=== PROBLEM STATEMENT ===
Can you pull out each line of the data below that includes the word "years"?

[Stored records]
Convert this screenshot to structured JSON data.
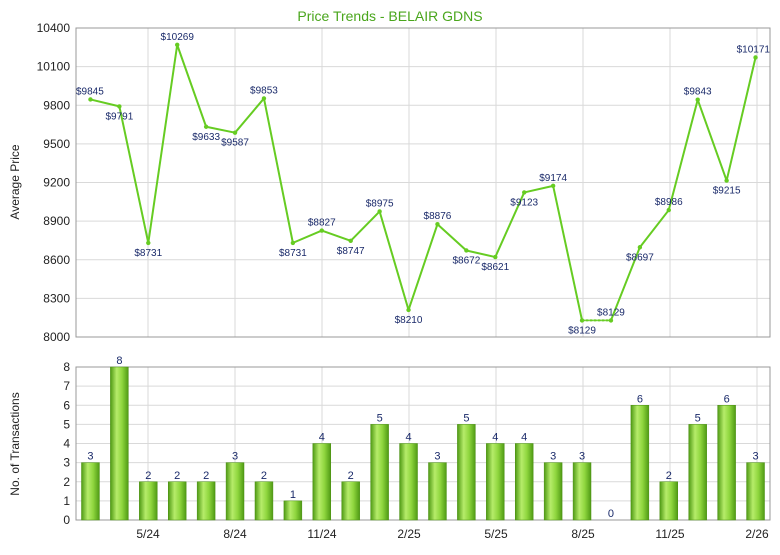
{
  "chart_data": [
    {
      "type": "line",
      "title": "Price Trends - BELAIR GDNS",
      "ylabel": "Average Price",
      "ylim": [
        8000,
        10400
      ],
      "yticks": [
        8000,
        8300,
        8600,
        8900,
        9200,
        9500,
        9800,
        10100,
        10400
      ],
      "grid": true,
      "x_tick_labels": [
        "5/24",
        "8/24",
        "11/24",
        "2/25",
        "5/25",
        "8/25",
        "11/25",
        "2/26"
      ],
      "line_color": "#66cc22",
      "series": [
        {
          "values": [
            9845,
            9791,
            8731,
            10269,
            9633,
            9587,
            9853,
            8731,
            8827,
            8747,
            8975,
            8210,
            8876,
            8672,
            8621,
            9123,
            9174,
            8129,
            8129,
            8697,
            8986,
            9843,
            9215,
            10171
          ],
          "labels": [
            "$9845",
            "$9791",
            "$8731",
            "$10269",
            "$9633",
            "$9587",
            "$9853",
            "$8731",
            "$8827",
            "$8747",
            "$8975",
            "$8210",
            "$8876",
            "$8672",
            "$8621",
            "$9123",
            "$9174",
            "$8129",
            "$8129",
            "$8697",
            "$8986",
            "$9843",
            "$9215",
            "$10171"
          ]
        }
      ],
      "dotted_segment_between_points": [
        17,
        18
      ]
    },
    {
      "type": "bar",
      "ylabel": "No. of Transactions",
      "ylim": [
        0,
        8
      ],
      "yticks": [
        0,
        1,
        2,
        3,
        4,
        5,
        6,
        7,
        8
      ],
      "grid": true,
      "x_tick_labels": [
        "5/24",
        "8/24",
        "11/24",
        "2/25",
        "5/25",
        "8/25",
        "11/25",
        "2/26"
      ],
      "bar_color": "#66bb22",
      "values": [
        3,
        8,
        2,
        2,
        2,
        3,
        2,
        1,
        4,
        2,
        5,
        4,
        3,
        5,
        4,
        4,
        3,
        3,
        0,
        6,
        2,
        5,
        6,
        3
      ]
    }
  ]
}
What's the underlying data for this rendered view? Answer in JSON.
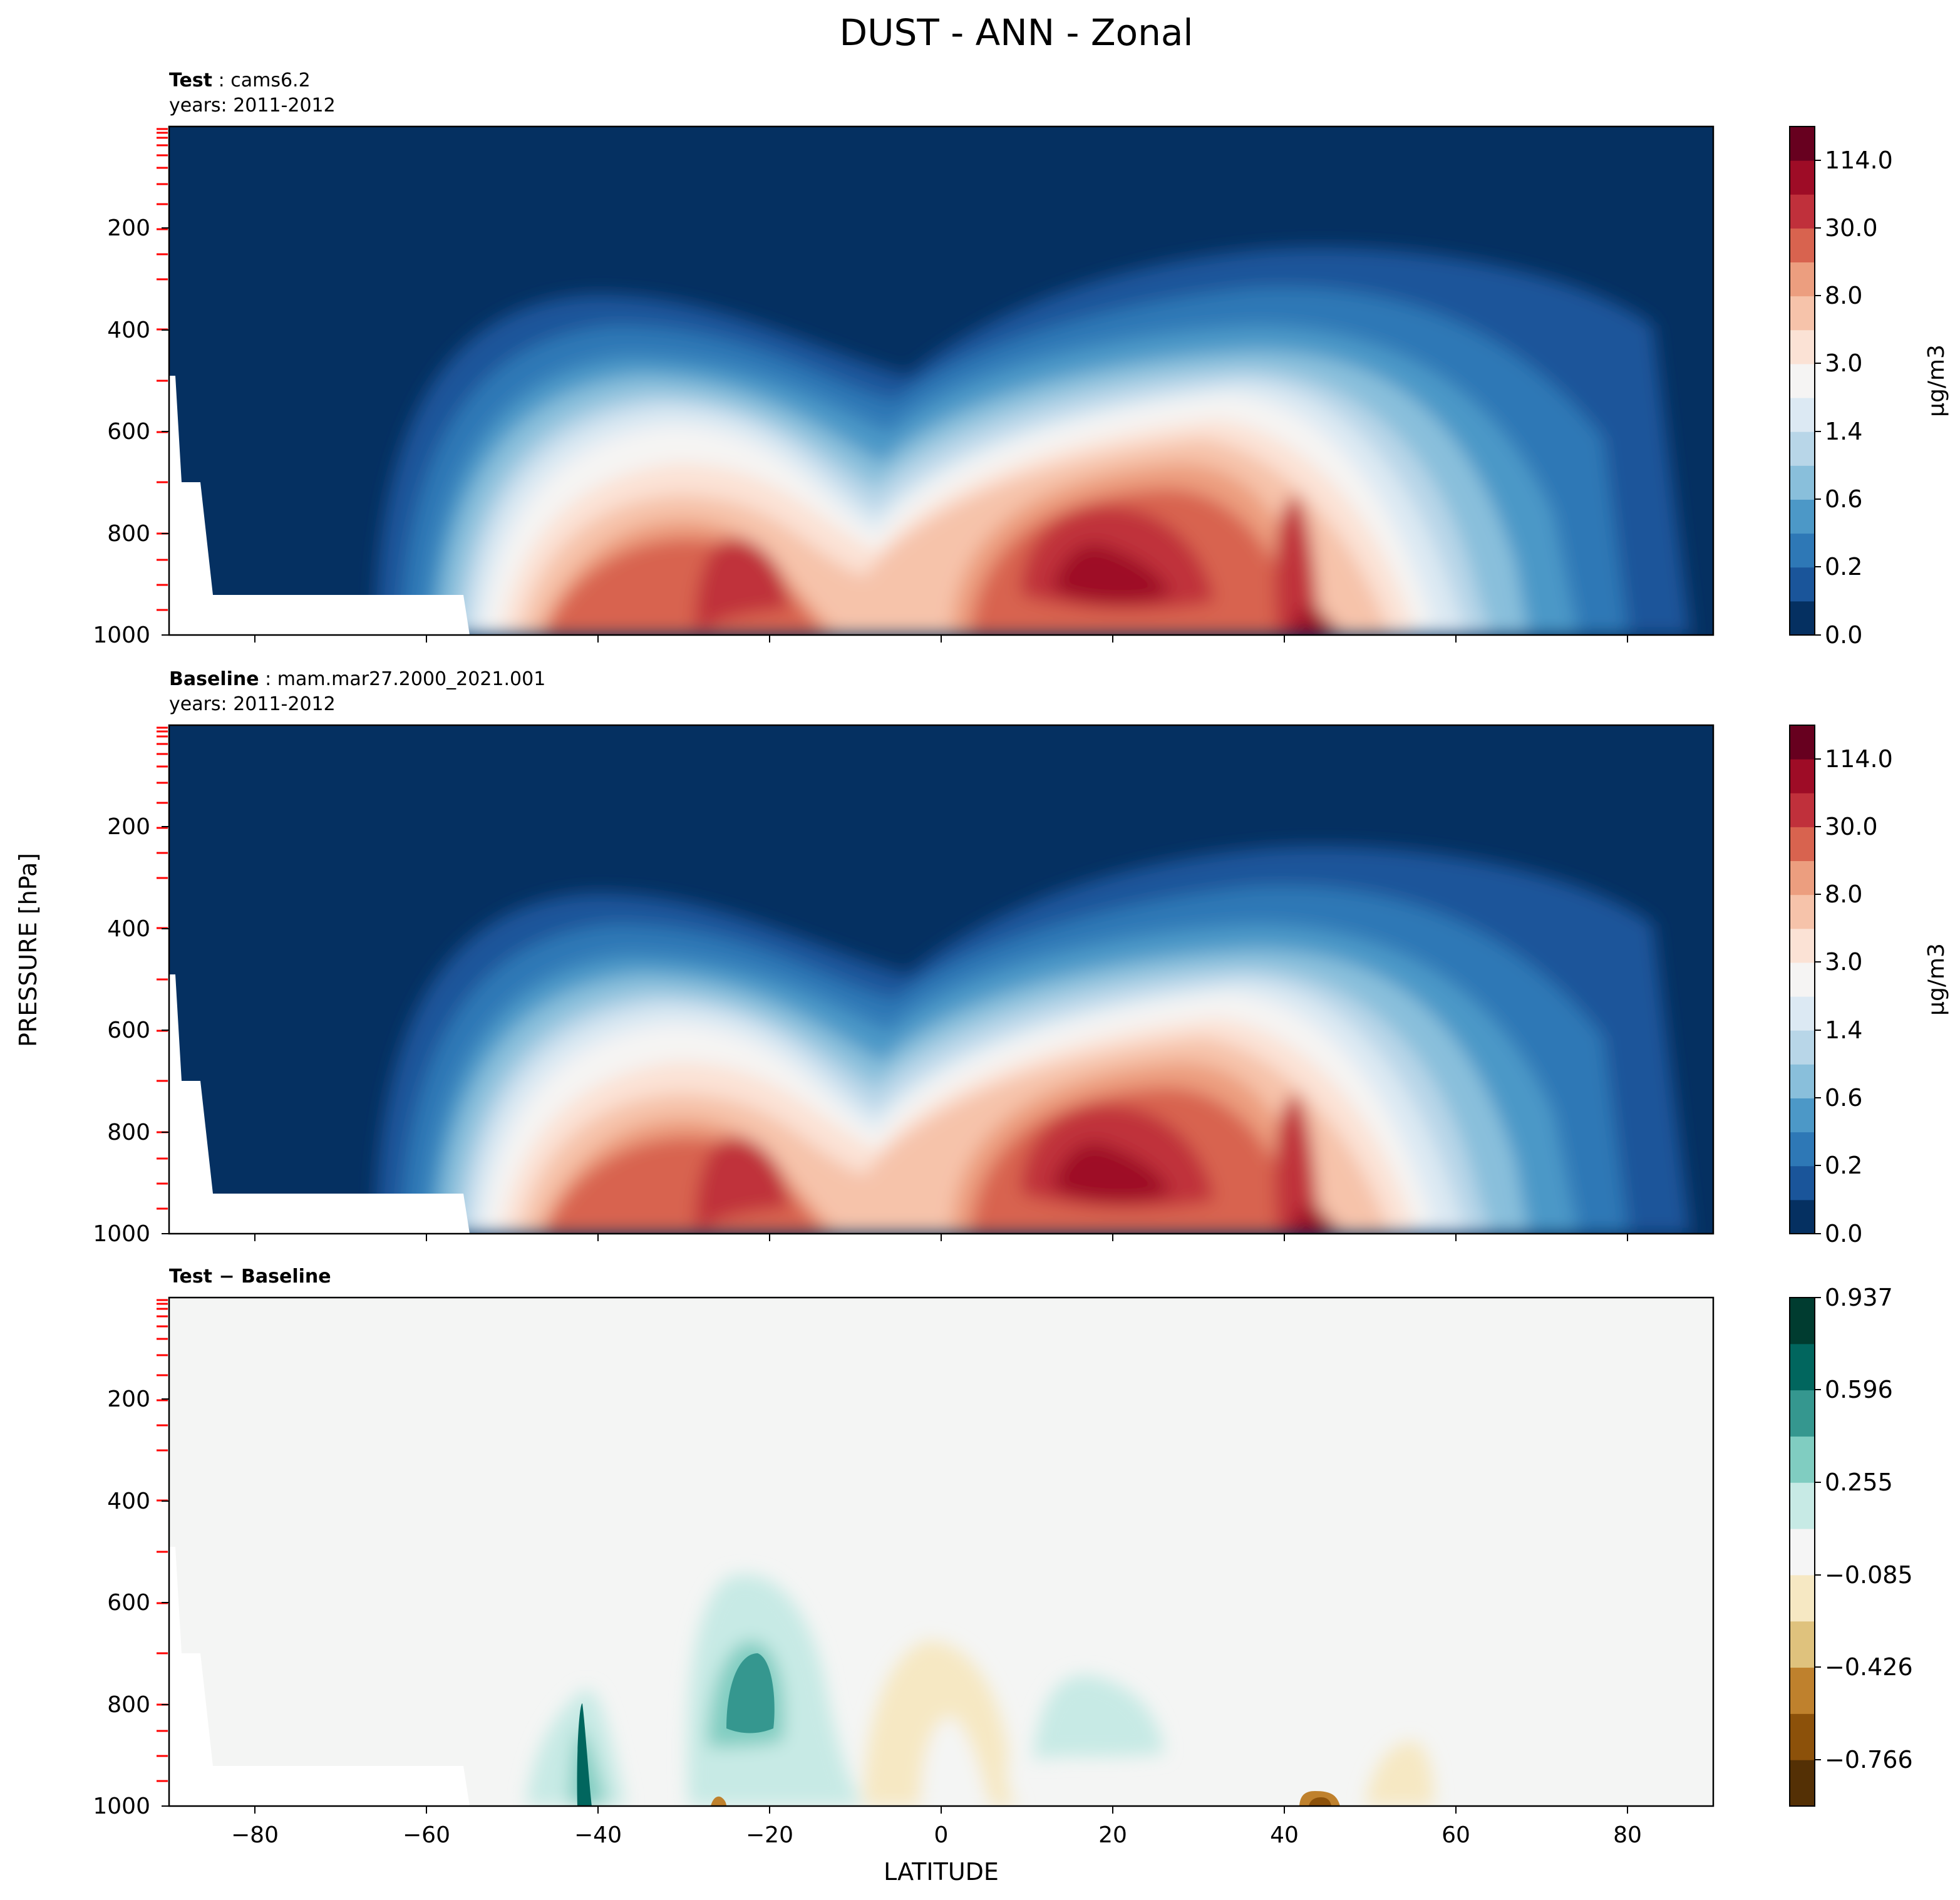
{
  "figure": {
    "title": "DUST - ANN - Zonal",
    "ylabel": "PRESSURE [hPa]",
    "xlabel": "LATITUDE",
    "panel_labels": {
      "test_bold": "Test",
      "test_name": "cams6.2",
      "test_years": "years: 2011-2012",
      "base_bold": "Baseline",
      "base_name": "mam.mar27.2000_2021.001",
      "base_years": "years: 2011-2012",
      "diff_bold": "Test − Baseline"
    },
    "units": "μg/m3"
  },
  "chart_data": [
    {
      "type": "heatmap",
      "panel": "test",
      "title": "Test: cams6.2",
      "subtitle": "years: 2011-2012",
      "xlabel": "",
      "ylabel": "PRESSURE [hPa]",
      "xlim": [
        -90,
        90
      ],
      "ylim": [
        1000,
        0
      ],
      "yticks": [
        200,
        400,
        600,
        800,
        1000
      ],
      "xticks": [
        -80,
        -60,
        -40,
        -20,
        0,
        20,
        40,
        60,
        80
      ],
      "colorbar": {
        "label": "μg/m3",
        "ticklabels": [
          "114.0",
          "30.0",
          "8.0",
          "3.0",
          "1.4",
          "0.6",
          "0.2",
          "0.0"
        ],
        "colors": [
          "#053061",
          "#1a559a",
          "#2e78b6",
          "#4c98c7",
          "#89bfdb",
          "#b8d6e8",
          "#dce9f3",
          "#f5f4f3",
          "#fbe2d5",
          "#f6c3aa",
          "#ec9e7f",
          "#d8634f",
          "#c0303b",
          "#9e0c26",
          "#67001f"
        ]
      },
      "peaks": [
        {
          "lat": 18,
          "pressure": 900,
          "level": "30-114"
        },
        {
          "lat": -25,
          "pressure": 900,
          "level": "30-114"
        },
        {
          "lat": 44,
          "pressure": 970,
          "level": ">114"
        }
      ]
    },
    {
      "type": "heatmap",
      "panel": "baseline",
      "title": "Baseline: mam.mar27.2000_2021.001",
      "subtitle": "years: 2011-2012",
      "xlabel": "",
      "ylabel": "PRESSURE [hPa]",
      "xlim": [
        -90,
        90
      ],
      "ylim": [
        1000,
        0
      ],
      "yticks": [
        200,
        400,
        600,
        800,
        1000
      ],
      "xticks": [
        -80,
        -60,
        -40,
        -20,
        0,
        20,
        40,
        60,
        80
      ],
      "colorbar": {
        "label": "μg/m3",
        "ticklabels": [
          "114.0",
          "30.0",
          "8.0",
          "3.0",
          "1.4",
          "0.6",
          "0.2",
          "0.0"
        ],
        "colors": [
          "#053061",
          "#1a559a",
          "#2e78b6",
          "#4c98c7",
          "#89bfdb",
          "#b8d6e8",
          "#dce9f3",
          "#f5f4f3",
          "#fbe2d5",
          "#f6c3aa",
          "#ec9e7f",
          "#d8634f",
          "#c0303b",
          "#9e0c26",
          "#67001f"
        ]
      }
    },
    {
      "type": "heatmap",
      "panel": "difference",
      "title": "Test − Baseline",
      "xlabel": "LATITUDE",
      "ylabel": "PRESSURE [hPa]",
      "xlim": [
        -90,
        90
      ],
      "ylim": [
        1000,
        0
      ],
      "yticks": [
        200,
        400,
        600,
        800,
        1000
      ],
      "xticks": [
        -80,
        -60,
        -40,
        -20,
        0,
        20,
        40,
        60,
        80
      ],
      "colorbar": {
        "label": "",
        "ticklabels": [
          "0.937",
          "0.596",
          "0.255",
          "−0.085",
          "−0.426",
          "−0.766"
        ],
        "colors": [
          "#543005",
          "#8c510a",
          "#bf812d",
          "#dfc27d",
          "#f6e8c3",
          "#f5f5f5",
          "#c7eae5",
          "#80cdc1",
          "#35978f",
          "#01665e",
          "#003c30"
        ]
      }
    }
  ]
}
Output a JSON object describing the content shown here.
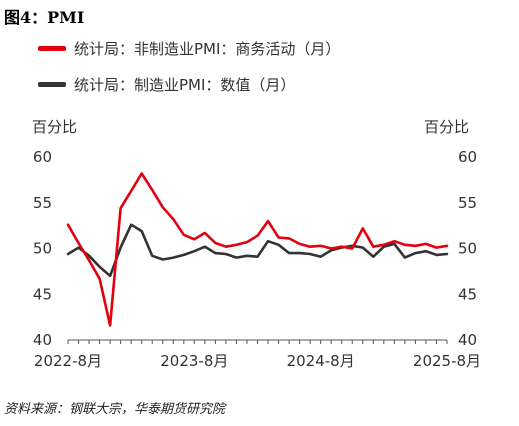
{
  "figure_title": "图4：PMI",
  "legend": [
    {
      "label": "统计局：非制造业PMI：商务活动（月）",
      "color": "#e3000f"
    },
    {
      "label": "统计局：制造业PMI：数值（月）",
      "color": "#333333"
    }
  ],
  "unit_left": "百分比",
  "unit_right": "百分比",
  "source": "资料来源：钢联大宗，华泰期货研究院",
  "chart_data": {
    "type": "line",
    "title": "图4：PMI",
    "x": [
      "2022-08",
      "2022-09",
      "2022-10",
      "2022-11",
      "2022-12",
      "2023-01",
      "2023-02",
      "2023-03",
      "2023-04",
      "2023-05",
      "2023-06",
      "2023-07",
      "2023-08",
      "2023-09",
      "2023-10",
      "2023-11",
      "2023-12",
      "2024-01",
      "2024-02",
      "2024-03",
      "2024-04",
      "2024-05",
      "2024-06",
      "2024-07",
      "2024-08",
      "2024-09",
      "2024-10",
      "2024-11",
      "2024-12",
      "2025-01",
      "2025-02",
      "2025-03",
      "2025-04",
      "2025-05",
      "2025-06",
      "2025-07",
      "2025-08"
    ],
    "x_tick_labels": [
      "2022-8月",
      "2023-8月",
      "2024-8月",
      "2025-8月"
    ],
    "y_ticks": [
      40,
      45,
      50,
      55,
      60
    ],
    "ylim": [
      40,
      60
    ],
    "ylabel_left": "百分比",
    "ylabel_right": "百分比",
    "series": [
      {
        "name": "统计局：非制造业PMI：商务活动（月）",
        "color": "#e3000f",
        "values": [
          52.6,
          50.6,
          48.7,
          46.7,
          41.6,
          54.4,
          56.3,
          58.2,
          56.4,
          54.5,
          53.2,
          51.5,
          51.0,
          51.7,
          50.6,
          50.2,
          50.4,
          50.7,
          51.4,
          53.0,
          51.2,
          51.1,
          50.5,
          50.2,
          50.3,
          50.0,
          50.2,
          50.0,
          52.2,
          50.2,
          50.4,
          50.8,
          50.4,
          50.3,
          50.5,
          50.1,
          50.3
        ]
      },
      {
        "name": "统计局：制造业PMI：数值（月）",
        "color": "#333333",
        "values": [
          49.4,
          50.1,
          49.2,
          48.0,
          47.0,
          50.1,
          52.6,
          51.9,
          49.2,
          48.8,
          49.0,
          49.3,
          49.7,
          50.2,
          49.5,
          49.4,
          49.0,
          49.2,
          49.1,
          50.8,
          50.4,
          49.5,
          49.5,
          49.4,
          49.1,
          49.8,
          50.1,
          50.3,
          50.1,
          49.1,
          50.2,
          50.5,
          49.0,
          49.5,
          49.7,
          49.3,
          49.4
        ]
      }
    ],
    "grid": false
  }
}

=== SOLUTION ===
      "test_years": "years: 2011-2012",
      "base_years": "years: 2011-2012",
      "subtitle": "years: 2011-2012",
      "subtitle": "years: 2011-2012",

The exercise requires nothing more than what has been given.